Directive: Filter the listing below, copying every line in which the word "Czerkaskiego" appears.

Stored records:
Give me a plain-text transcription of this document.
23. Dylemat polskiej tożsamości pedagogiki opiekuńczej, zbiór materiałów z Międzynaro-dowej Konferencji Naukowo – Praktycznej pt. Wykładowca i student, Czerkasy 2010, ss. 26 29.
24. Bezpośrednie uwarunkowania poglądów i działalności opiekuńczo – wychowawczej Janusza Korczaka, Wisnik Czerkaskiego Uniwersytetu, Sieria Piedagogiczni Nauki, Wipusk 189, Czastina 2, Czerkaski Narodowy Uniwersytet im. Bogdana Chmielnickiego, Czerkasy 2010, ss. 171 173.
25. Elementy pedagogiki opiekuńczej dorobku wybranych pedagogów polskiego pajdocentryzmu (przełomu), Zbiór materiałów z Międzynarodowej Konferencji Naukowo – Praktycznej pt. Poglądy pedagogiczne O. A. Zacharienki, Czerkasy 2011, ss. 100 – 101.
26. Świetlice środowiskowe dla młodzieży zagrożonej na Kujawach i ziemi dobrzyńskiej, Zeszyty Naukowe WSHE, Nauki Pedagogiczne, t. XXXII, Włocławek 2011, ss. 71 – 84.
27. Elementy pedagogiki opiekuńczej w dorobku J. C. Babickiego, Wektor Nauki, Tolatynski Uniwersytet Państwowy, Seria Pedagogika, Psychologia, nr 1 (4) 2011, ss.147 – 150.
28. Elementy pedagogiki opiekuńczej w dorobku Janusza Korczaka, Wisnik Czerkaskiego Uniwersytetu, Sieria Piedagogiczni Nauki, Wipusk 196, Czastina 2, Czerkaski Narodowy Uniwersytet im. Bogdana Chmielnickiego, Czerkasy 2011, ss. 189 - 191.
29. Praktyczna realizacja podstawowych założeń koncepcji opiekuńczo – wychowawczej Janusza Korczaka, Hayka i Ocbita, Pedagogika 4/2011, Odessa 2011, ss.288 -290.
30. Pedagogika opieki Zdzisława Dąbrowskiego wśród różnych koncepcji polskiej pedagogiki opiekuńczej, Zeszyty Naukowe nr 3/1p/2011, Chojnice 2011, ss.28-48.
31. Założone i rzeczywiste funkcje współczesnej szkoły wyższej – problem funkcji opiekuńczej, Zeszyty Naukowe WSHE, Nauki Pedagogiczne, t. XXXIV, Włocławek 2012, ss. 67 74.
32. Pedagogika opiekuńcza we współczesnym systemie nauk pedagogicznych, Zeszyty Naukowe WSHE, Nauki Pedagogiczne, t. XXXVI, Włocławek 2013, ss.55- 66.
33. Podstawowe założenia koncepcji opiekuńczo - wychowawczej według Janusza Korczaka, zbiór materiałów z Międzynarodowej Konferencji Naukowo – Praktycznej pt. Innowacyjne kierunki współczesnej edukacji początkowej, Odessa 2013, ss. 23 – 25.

Final answer:
24. Bezpośrednie uwarunkowania poglądów i działalności opiekuńczo – wychowawczej Janusza Korczaka, Wisnik Czerkaskiego Uniwersytetu, Sieria Piedagogiczni Nauki, Wipusk 189, Czastina 2, Czerkaski Narodowy Uniwersytet im. Bogdana Chmielnickiego, Czerkasy 2010, ss. 171 173.
28. Elementy pedagogiki opiekuńczej w dorobku Janusza Korczaka, Wisnik Czerkaskiego Uniwersytetu, Sieria Piedagogiczni Nauki, Wipusk 196, Czastina 2, Czerkaski Narodowy Uniwersytet im. Bogdana Chmielnickiego, Czerkasy 2011, ss. 189 - 191.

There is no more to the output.